_Exercise aim:_
Repeat all of the data precisely.

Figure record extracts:
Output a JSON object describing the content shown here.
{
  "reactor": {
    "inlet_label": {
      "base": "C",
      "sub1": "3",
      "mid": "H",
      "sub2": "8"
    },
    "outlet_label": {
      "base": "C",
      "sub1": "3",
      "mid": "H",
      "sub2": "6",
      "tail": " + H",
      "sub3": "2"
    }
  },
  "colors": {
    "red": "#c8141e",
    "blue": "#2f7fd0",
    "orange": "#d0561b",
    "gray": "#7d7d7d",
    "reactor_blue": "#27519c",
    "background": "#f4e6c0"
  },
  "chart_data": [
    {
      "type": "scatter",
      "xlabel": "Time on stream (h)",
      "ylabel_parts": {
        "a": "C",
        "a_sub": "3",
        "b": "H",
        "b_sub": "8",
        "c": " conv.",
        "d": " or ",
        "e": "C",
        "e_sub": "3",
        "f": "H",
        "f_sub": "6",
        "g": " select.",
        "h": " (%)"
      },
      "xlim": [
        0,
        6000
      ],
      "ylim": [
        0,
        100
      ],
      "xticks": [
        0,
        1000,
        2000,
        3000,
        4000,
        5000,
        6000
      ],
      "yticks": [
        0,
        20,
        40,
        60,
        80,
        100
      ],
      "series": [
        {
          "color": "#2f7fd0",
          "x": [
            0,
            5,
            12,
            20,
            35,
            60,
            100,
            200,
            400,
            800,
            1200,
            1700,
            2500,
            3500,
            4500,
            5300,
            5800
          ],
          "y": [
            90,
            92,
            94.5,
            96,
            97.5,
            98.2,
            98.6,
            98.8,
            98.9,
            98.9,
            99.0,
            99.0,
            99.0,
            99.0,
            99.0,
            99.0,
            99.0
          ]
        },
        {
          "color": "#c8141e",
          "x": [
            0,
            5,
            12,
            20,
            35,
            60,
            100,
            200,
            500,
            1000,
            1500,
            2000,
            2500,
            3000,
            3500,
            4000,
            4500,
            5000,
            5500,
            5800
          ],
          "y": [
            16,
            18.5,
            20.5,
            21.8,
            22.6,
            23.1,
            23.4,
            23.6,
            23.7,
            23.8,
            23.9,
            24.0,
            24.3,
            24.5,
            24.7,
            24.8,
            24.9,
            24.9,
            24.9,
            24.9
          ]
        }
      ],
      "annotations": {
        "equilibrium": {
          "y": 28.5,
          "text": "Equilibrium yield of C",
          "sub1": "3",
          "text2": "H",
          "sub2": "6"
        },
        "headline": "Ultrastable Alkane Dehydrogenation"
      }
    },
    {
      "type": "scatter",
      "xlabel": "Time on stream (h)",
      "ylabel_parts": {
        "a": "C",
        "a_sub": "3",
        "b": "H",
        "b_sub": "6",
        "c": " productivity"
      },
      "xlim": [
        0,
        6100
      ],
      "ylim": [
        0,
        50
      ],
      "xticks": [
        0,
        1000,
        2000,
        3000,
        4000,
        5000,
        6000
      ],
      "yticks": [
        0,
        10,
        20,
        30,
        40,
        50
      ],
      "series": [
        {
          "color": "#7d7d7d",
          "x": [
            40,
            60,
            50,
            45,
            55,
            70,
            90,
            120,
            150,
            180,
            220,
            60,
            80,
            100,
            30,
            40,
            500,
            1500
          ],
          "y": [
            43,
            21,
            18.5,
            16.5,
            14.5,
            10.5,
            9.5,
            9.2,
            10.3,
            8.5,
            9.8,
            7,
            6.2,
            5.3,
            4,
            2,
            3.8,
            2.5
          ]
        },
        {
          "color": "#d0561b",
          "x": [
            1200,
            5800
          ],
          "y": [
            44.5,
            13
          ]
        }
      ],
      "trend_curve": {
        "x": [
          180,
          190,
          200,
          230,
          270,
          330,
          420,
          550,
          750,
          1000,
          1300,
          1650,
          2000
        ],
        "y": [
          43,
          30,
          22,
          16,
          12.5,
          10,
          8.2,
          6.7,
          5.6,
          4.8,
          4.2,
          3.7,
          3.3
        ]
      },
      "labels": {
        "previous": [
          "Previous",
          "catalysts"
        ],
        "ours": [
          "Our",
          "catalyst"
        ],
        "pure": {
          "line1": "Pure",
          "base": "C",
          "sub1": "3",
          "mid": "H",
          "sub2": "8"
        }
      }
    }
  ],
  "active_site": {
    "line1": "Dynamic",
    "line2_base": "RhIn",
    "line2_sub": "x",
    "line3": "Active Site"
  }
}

_Result below:_
Output a JSON object describing the content shown here.
{
  "reactor": {
    "inlet_label": {
      "base": "C",
      "sub1": "3",
      "mid": "H",
      "sub2": "8"
    },
    "outlet_label": {
      "base": "C",
      "sub1": "3",
      "mid": "H",
      "sub2": "6",
      "tail": " + H",
      "sub3": "2"
    }
  },
  "colors": {
    "red": "#c8141e",
    "blue": "#2f7fd0",
    "orange": "#d0561b",
    "gray": "#7d7d7d",
    "reactor_blue": "#27519c",
    "background": "#f4e6c0"
  },
  "chart_data": [
    {
      "type": "scatter",
      "xlabel": "Time on stream (h)",
      "ylabel_parts": {
        "a": "C",
        "a_sub": "3",
        "b": "H",
        "b_sub": "8",
        "c": " conv.",
        "d": " or ",
        "e": "C",
        "e_sub": "3",
        "f": "H",
        "f_sub": "6",
        "g": " select.",
        "h": " (%)"
      },
      "xlim": [
        0,
        6000
      ],
      "ylim": [
        0,
        100
      ],
      "xticks": [
        0,
        1000,
        2000,
        3000,
        4000,
        5000,
        6000
      ],
      "yticks": [
        0,
        20,
        40,
        60,
        80,
        100
      ],
      "series": [
        {
          "color": "#2f7fd0",
          "x": [
            0,
            5,
            12,
            20,
            35,
            60,
            100,
            200,
            400,
            800,
            1200,
            1700,
            2500,
            3500,
            4500,
            5300,
            5800
          ],
          "y": [
            90,
            92,
            94.5,
            96,
            97.5,
            98.2,
            98.6,
            98.8,
            98.9,
            98.9,
            99.0,
            99.0,
            99.0,
            99.0,
            99.0,
            99.0,
            99.0
          ]
        },
        {
          "color": "#c8141e",
          "x": [
            0,
            5,
            12,
            20,
            35,
            60,
            100,
            200,
            500,
            1000,
            1500,
            2000,
            2500,
            3000,
            3500,
            4000,
            4500,
            5000,
            5500,
            5800
          ],
          "y": [
            16,
            18.5,
            20.5,
            21.8,
            22.6,
            23.1,
            23.4,
            23.6,
            23.7,
            23.8,
            23.9,
            24.0,
            24.3,
            24.5,
            24.7,
            24.8,
            24.9,
            24.9,
            24.9,
            24.9
          ]
        }
      ],
      "annotations": {
        "equilibrium": {
          "y": 28.5,
          "text": "Equilibrium yield of C",
          "sub1": "3",
          "text2": "H",
          "sub2": "6"
        },
        "headline": "Ultrastable Alkane Dehydrogenation"
      }
    },
    {
      "type": "scatter",
      "xlabel": "Time on stream (h)",
      "ylabel_parts": {
        "a": "C",
        "a_sub": "3",
        "b": "H",
        "b_sub": "6",
        "c": " productivity"
      },
      "xlim": [
        0,
        6100
      ],
      "ylim": [
        0,
        50
      ],
      "xticks": [
        0,
        1000,
        2000,
        3000,
        4000,
        5000,
        6000
      ],
      "yticks": [
        0,
        10,
        20,
        30,
        40,
        50
      ],
      "series": [
        {
          "color": "#7d7d7d",
          "x": [
            40,
            60,
            50,
            45,
            55,
            70,
            90,
            120,
            150,
            180,
            220,
            60,
            80,
            100,
            30,
            40,
            500,
            1500
          ],
          "y": [
            43,
            21,
            18.5,
            16.5,
            14.5,
            10.5,
            9.5,
            9.2,
            10.3,
            8.5,
            9.8,
            7,
            6.2,
            5.3,
            4,
            2,
            3.8,
            2.5
          ]
        },
        {
          "color": "#d0561b",
          "x": [
            1200,
            5800
          ],
          "y": [
            44.5,
            13
          ]
        }
      ],
      "trend_curve": {
        "x": [
          180,
          190,
          200,
          230,
          270,
          330,
          420,
          550,
          750,
          1000,
          1300,
          1650,
          2000
        ],
        "y": [
          43,
          30,
          22,
          16,
          12.5,
          10,
          8.2,
          6.7,
          5.6,
          4.8,
          4.2,
          3.7,
          3.3
        ]
      },
      "labels": {
        "previous": [
          "Previous",
          "catalysts"
        ],
        "ours": [
          "Our",
          "catalyst"
        ],
        "pure": {
          "line1": "Pure",
          "base": "C",
          "sub1": "3",
          "mid": "H",
          "sub2": "8"
        }
      }
    }
  ],
  "active_site": {
    "line1": "Dynamic",
    "line2_base": "RhIn",
    "line2_sub": "x",
    "line3": "Active Site"
  }
}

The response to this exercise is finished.